EXERCISE: Skip the pictures. Copy all the rest of the records down exactly.

--- BEGIN MATERIAL SUPPLIED ---

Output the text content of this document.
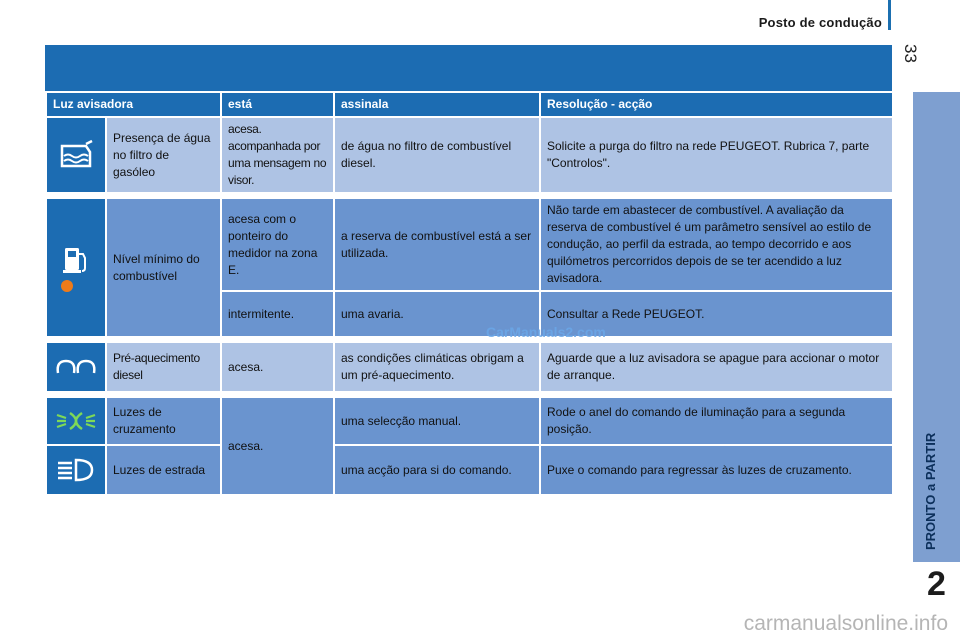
Posto de condução
33
PRONTO a PARTIR
2
Luz avisadora		está	assinala	Resolução - acção

	Presença de água no filtro de gasóleo	acesa. acompanhada por uma mensagem no visor.	de água no filtro de combustível diesel.	Solicite a purga do filtro na rede PEUGEOT. Rubrica 7, parte "Controlos".

	Nível mínimo do combustível	acesa com o ponteiro do medidor na zona E.	a reserva de combustível está a ser utilizada.	Não tarde em abastecer de combustível. A avaliação da reserva de combustível é um parâmetro sensível ao estilo de condução, ao perfil da estrada, ao tempo decorrido e aos quilómetros percorridos depois de se ter acendido a luz avisadora.
		intermitente.	uma avaria.	Consultar a Rede PEUGEOT.

	Pré-aquecimento diesel	acesa.	as condições climáticas obrigam a um pré-aquecimento.	Aguarde que a luz avisadora se apague para accionar o motor de arranque.

	Luzes de cruzamento	acesa.	uma selecção manual.	Rode o anel do comando de iluminação para a segunda posição.

	Luzes de estrada		uma acção para si do comando.	Puxe o comando para regressar às luzes de cruzamento.
CarManuals2.com
carmanualsonline.info
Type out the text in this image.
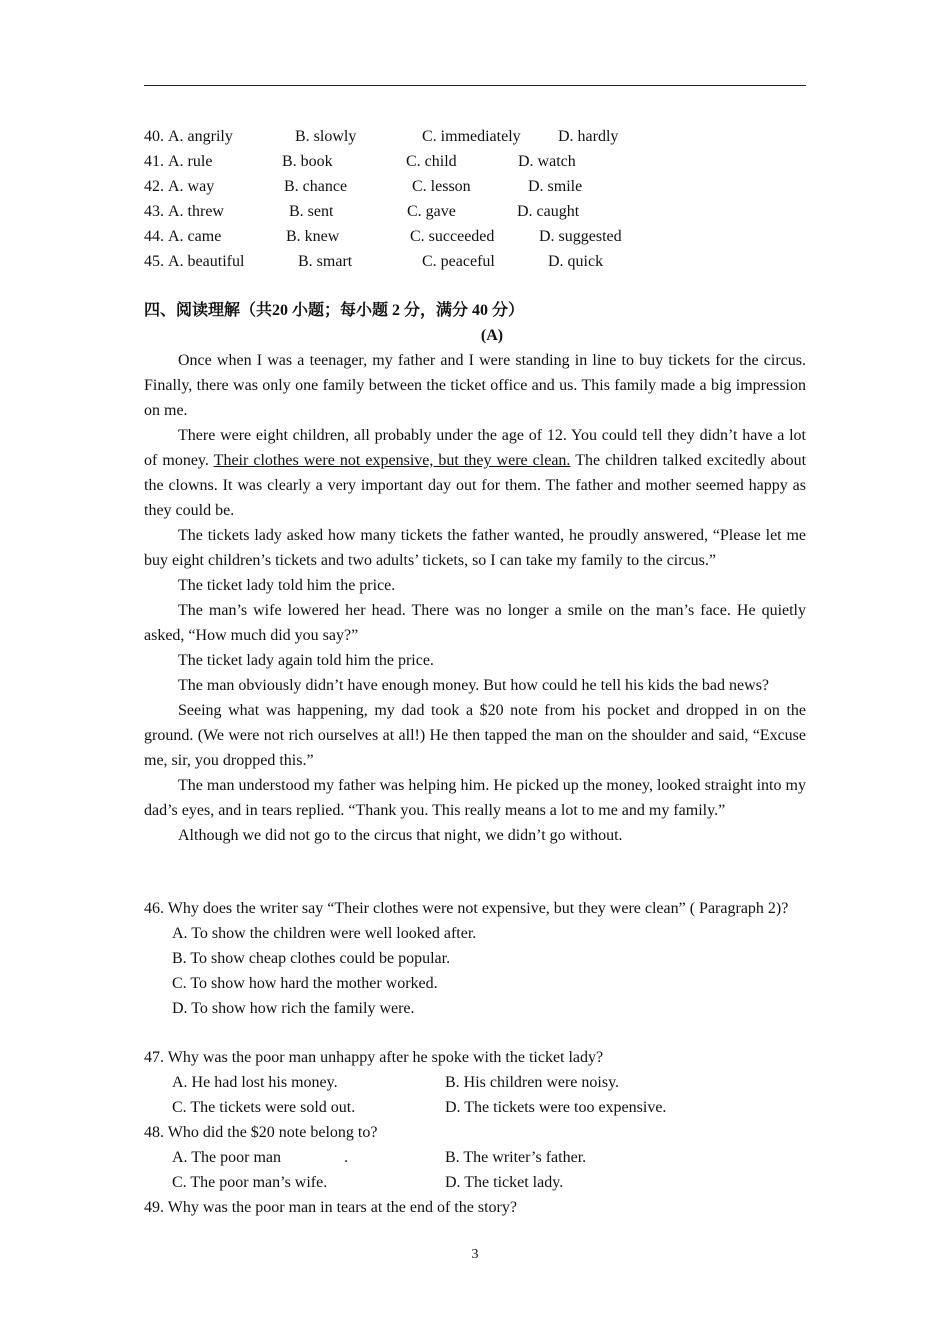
40. A. angrily	B. slowly	C. immediately D. hardly
41. A. rule	B. book	C. child	D. watch
42. A. way	B. chance	C. lesson	D. smile
43. A. threw	B. sent	C. gave	D. caught
44. A. came	B. knew	C. succeeded	D. suggested
45. A. beautiful	B. smart	C. peaceful	D. quick
四、阅读理解（共20 小题；每小题 2 分，满分 40 分）
(A)

Once when I was a teenager, my father and I were standing in line to buy tickets for the circus. Finally, there was only one family between the ticket office and us. This family made a big impression on me.

There were eight children, all probably under the age of 12. You could tell they didn’t have a lot of money. Their clothes were not expensive, but they were clean. The children talked excitedly about the clowns. It was clearly a very important day out for them. The father and mother seemed happy as they could be.

The tickets lady asked how many tickets the father wanted, he proudly answered, “Please let me buy eight children’s tickets and two adults’ tickets, so I can take my family to the circus.”

The ticket lady told him the price.

The man’s wife lowered her head. There was no longer a smile on the man’s face. He quietly asked, “How much did you say?”

The ticket lady again told him the price.

The man obviously didn’t have enough money. But how could he tell his kids the bad news?

Seeing what was happening, my dad took a $20 note from his pocket and dropped in on the ground. (We were not rich ourselves at all!) He then tapped the man on the shoulder and said, “Excuse me, sir, you dropped this.”

The man understood my father was helping him. He picked up the money, looked straight into my dad’s eyes, and in tears replied. “Thank you. This really means a lot to me and my family.”

Although we did not go to the circus that night, we didn’t go without.

46. Why does the writer say “Their clothes were not expensive, but they were clean” ( Paragraph 2)?

A. To show the children were well looked after.

B. To show cheap clothes could be popular.

C. To show how hard the mother worked.

D. To show how rich the family were.

47. Why was the poor man unhappy after he spoke with the ticket lady?

A. He had lost his money.	B. His children were noisy.
C. The tickets were sold out.	D. The tickets were too expensive.

48. Who did the $20 note belong to?

A. The poor man	.	B. The writer’s father.
C. The poor man’s wife.	D. The ticket lady.

49. Why was the poor man in tears at the end of the story?

3
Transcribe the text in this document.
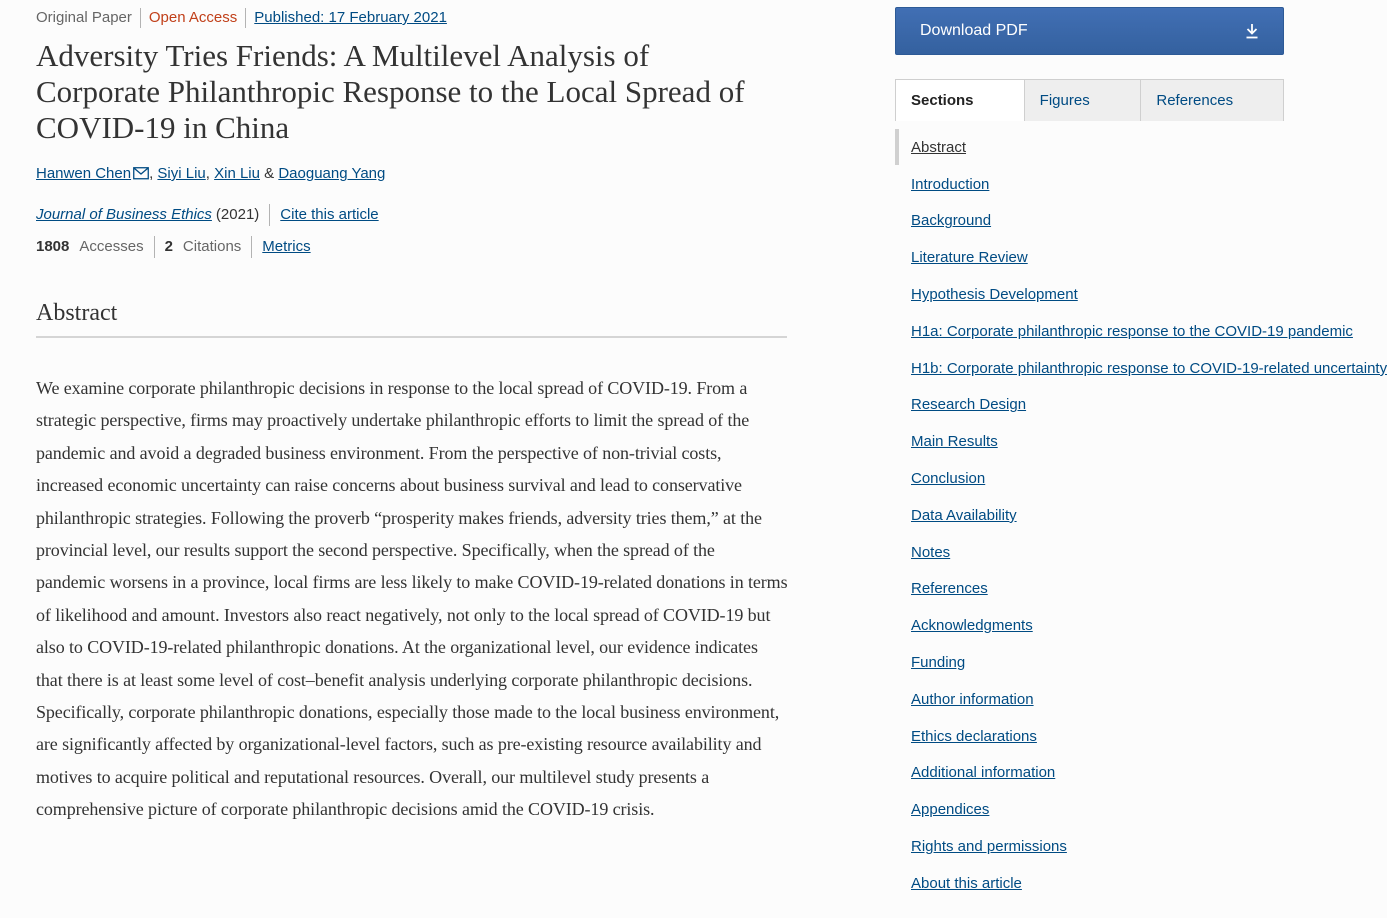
Original Paper Open Access Published: 17 February 2021
Adversity Tries Friends: A Multilevel Analysis of Corporate Philanthropic Response to the Local Spread of COVID-19 in China
Hanwen Chen , Siyi Liu, Xin Liu & Daoguang Yang
Journal of Business Ethics (2021) Cite this article
1808 Accesses 2 Citations Metrics
Abstract

We examine corporate philanthropic decisions in response to the local spread of COVID-19. From a strategic perspective, firms may proactively undertake philanthropic efforts to limit the spread of the pandemic and avoid a degraded business environment. From the perspective of non-trivial costs, increased economic uncertainty can raise concerns about business survival and lead to conservative philanthropic strategies. Following the proverb “prosperity makes friends, adversity tries them,” at the provincial level, our results support the second perspective. Specifically, when the spread of the pandemic worsens in a province, local firms are less likely to make COVID-19-related donations in terms of likelihood and amount. Investors also react negatively, not only to the local spread of COVID-19 but also to COVID-19-related philanthropic donations. At the organizational level, our evidence indicates that there is at least some level of cost–benefit analysis underlying corporate philanthropic decisions. Specifically, corporate philanthropic donations, especially those made to the local business environment, are significantly affected by organizational-level factors, such as pre-existing resource availability and motives to acquire political and reputational resources. Overall, our multilevel study presents a comprehensive picture of corporate philanthropic decisions amid the COVID-19 crisis.

Download PDF
Sections	Figures	References
Abstract
Introduction
Background
Literature Review
Hypothesis Development
H1a: Corporate philanthropic response to the COVID-19 pandemic
H1b: Corporate philanthropic response to COVID-19-related uncertainty
Research Design
Main Results
Conclusion
Data Availability
Notes
References
Acknowledgments
Funding
Author information
Ethics declarations
Additional information
Appendices
Rights and permissions
About this article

--- END MATERIAL SUPPLIED ---

EXERCISE RESPONSE:
Output the text content of this document.
Posto de condução
33
PRONTO a PARTIR
2
Luz avisadora		está	assinala	Resolução - acção

	Presença de água no filtro de gasóleo	acesa. acompanhada por uma mensagem no visor.	de água no filtro de combustível diesel.	Solicite a purga do filtro na rede PEUGEOT. Rubrica 7, parte "Controlos".

	Nível mínimo do combustível	acesa com o ponteiro do medidor na zona E.	a reserva de combustível está a ser utilizada.	Não tarde em abastecer de combustível. A avaliação da reserva de combustível é um parâmetro sensível ao estilo de condução, ao perfil da estrada, ao tempo decorrido e aos quilómetros percorridos depois de se ter acendido a luz avisadora.
		intermitente.	uma avaria.	Consultar a Rede PEUGEOT.

	Pré-aquecimento diesel	acesa.	as condições climáticas obrigam a um pré-aquecimento.	Aguarde que a luz avisadora se apague para accionar o motor de arranque.

	Luzes de cruzamento	acesa.	uma selecção manual.	Rode o anel do comando de iluminação para a segunda posição.

	Luzes de estrada		uma acção para si do comando.	Puxe o comando para regressar às luzes de cruzamento.
CarManuals2.com
carmanualsonline.info
Type out the text in this image.
40. A. angrily	B. slowly	C. immediately D. hardly
41. A. rule	B. book	C. child	D. watch
42. A. way	B. chance	C. lesson	D. smile
43. A. threw	B. sent	C. gave	D. caught
44. A. came	B. knew	C. succeeded	D. suggested
45. A. beautiful	B. smart	C. peaceful	D. quick
四、阅读理解（共20 小题；每小题 2 分，满分 40 分）
(A)

Once when I was a teenager, my father and I were standing in line to buy tickets for the circus. Finally, there was only one family between the ticket office and us. This family made a big impression on me.

There were eight children, all probably under the age of 12. You could tell they didn’t have a lot of money. Their clothes were not expensive, but they were clean. The children talked excitedly about the clowns. It was clearly a very important day out for them. The father and mother seemed happy as they could be.

The tickets lady asked how many tickets the father wanted, he proudly answered, “Please let me buy eight children’s tickets and two adults’ tickets, so I can take my family to the circus.”

The ticket lady told him the price.

The man’s wife lowered her head. There was no longer a smile on the man’s face. He quietly asked, “How much did you say?”

The ticket lady again told him the price.

The man obviously didn’t have enough money. But how could he tell his kids the bad news?

Seeing what was happening, my dad took a $20 note from his pocket and dropped in on the ground. (We were not rich ourselves at all!) He then tapped the man on the shoulder and said, “Excuse me, sir, you dropped this.”

The man understood my father was helping him. He picked up the money, looked straight into my dad’s eyes, and in tears replied. “Thank you. This really means a lot to me and my family.”

Although we did not go to the circus that night, we didn’t go without.

46. Why does the writer say “Their clothes were not expensive, but they were clean” ( Paragraph 2)?

A. To show the children were well looked after.

B. To show cheap clothes could be popular.

C. To show how hard the mother worked.

D. To show how rich the family were.

47. Why was the poor man unhappy after he spoke with the ticket lady?

A. He had lost his money.	B. His children were noisy.
C. The tickets were sold out.	D. The tickets were too expensive.

48. Who did the $20 note belong to?

A. The poor man	.	B. The writer’s father.
C. The poor man’s wife.	D. The ticket lady.

49. Why was the poor man in tears at the end of the story?

3
Transcribe the text in this document.
Original Paper Open Access Published: 17 February 2021
Adversity Tries Friends: A Multilevel Analysis of Corporate Philanthropic Response to the Local Spread of COVID-19 in China
Hanwen Chen , Siyi Liu, Xin Liu & Daoguang Yang
Journal of Business Ethics (2021) Cite this article
1808 Accesses 2 Citations Metrics
Abstract

We examine corporate philanthropic decisions in response to the local spread of COVID-19. From a strategic perspective, firms may proactively undertake philanthropic efforts to limit the spread of the pandemic and avoid a degraded business environment. From the perspective of non-trivial costs, increased economic uncertainty can raise concerns about business survival and lead to conservative philanthropic strategies. Following the proverb “prosperity makes friends, adversity tries them,” at the provincial level, our results support the second perspective. Specifically, when the spread of the pandemic worsens in a province, local firms are less likely to make COVID-19-related donations in terms of likelihood and amount. Investors also react negatively, not only to the local spread of COVID-19 but also to COVID-19-related philanthropic donations. At the organizational level, our evidence indicates that there is at least some level of cost–benefit analysis underlying corporate philanthropic decisions. Specifically, corporate philanthropic donations, especially those made to the local business environment, are significantly affected by organizational-level factors, such as pre-existing resource availability and motives to acquire political and reputational resources. Overall, our multilevel study presents a comprehensive picture of corporate philanthropic decisions amid the COVID-19 crisis.

Download PDF
Sections	Figures	References
Abstract
Introduction
Background
Literature Review
Hypothesis Development
H1a: Corporate philanthropic response to the COVID-19 pandemic
H1b: Corporate philanthropic response to COVID-19-related uncertainty
Research Design
Main Results
Conclusion
Data Availability
Notes
References
Acknowledgments
Funding
Author information
Ethics declarations
Additional information
Appendices
Rights and permissions
About this article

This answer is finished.